_EXERCISE_: Below is a block of records. Copy every line in it that contains the word "text".

_PROVIDED RECORDS_:
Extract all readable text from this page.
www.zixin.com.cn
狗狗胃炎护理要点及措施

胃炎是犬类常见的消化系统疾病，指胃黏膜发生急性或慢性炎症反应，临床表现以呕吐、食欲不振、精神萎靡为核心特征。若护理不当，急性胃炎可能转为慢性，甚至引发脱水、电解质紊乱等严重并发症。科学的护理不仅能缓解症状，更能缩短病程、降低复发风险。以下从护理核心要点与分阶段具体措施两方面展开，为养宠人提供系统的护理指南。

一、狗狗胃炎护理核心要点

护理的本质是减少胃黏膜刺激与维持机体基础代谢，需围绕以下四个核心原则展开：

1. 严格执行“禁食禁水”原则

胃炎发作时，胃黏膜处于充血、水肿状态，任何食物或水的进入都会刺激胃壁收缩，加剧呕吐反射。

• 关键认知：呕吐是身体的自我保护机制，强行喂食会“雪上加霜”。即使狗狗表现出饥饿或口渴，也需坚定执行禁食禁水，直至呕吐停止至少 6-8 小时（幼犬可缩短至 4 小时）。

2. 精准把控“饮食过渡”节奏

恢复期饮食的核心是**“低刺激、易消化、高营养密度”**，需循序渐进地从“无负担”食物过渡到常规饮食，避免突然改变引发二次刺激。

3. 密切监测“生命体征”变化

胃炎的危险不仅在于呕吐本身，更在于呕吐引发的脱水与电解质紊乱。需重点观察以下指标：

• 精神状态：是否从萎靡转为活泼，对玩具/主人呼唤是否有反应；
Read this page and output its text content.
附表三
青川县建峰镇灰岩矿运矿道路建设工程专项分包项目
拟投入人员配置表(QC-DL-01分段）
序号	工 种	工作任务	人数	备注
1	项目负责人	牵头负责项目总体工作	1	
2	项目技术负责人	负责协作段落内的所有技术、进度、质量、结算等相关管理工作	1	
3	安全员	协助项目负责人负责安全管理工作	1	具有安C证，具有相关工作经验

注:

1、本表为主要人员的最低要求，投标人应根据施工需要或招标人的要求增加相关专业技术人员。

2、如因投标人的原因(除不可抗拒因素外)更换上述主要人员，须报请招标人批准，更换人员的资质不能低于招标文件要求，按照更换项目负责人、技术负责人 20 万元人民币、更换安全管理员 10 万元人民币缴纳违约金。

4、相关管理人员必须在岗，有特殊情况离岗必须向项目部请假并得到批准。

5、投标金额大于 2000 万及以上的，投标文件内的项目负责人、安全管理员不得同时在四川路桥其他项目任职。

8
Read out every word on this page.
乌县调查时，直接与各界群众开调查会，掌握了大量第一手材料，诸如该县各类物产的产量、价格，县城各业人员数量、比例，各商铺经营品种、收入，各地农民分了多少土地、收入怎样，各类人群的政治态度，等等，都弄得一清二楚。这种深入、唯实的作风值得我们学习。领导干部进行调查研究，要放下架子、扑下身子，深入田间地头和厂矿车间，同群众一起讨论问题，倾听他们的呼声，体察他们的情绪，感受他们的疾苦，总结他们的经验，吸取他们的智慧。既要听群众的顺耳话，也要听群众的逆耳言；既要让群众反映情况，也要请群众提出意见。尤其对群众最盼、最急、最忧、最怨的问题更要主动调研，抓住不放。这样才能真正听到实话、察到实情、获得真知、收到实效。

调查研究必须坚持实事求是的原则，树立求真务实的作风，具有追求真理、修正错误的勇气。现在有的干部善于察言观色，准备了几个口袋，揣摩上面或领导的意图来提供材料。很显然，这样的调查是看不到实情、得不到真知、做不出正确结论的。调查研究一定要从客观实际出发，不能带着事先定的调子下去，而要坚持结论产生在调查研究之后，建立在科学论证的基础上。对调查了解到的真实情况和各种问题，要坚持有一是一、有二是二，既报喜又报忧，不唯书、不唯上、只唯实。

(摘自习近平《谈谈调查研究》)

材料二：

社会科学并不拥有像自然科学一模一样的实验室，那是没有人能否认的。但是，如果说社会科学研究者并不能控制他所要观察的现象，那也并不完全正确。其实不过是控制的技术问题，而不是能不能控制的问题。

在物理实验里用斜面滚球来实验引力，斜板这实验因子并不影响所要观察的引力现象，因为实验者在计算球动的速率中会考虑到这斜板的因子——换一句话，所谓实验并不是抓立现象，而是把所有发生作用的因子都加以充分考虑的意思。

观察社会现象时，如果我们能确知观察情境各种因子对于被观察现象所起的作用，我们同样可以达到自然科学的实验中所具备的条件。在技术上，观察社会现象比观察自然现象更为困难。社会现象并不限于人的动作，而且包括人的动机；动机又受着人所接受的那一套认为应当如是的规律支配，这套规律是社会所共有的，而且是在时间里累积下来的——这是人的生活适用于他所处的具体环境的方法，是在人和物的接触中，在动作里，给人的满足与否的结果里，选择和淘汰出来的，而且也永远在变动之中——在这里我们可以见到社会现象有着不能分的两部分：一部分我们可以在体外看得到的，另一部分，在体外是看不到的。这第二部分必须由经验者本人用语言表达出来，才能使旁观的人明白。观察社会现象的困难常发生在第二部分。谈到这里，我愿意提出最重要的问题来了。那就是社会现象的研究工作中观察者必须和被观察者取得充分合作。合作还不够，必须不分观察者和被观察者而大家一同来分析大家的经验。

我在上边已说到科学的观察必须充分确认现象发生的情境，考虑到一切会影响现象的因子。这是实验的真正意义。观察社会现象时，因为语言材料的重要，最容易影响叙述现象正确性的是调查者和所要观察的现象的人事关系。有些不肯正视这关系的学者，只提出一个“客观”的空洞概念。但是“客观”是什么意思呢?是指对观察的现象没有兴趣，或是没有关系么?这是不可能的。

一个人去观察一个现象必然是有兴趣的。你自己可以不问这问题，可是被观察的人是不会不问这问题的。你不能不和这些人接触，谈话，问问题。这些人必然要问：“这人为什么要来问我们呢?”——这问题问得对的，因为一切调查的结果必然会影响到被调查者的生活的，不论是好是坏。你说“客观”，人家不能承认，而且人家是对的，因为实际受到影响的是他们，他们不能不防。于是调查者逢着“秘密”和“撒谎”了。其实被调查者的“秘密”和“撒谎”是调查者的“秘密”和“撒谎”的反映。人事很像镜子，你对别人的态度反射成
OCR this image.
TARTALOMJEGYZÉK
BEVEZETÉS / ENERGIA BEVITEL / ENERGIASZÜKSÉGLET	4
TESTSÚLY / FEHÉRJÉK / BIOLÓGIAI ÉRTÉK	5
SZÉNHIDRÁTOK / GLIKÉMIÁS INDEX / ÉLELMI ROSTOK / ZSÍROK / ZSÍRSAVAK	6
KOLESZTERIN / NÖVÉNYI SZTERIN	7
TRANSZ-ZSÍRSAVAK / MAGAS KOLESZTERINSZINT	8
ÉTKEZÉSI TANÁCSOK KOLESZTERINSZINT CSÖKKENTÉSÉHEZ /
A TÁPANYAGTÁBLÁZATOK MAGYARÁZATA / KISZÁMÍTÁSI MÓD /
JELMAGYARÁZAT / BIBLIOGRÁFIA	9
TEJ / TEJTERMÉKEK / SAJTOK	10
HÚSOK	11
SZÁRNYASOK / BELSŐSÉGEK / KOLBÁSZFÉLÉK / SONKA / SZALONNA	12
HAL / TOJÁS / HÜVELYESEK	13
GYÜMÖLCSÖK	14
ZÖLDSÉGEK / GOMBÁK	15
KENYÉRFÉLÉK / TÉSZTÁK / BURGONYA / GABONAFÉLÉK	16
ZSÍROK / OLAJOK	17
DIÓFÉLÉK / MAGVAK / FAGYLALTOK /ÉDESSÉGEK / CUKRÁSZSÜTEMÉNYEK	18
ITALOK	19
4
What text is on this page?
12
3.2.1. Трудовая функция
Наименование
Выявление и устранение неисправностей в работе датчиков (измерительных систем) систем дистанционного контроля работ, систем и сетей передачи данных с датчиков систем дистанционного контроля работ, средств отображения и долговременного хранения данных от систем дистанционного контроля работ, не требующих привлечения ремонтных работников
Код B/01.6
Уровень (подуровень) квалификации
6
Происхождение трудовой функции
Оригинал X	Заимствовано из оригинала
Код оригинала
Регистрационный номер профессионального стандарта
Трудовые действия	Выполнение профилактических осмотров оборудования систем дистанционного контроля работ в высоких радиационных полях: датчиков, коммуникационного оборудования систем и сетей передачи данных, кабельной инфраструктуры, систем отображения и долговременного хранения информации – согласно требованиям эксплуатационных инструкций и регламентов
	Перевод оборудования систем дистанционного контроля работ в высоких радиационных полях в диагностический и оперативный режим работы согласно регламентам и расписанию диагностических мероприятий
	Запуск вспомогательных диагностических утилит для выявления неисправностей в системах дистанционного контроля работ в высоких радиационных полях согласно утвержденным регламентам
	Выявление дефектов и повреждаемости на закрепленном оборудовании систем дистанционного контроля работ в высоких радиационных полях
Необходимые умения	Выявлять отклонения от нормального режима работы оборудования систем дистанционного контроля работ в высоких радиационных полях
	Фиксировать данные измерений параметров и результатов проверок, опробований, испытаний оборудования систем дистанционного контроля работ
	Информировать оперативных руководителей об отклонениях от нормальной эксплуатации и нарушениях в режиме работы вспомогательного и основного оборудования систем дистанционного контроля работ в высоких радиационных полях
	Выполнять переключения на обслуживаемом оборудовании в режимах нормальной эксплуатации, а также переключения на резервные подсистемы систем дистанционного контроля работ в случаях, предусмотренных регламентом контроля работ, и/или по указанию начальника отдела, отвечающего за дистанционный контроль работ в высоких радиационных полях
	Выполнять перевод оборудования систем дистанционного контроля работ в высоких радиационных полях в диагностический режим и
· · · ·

_EXERCISE RESULT_:
Extract all readable text from this page.
Read this page and output its text content.
What text is on this page?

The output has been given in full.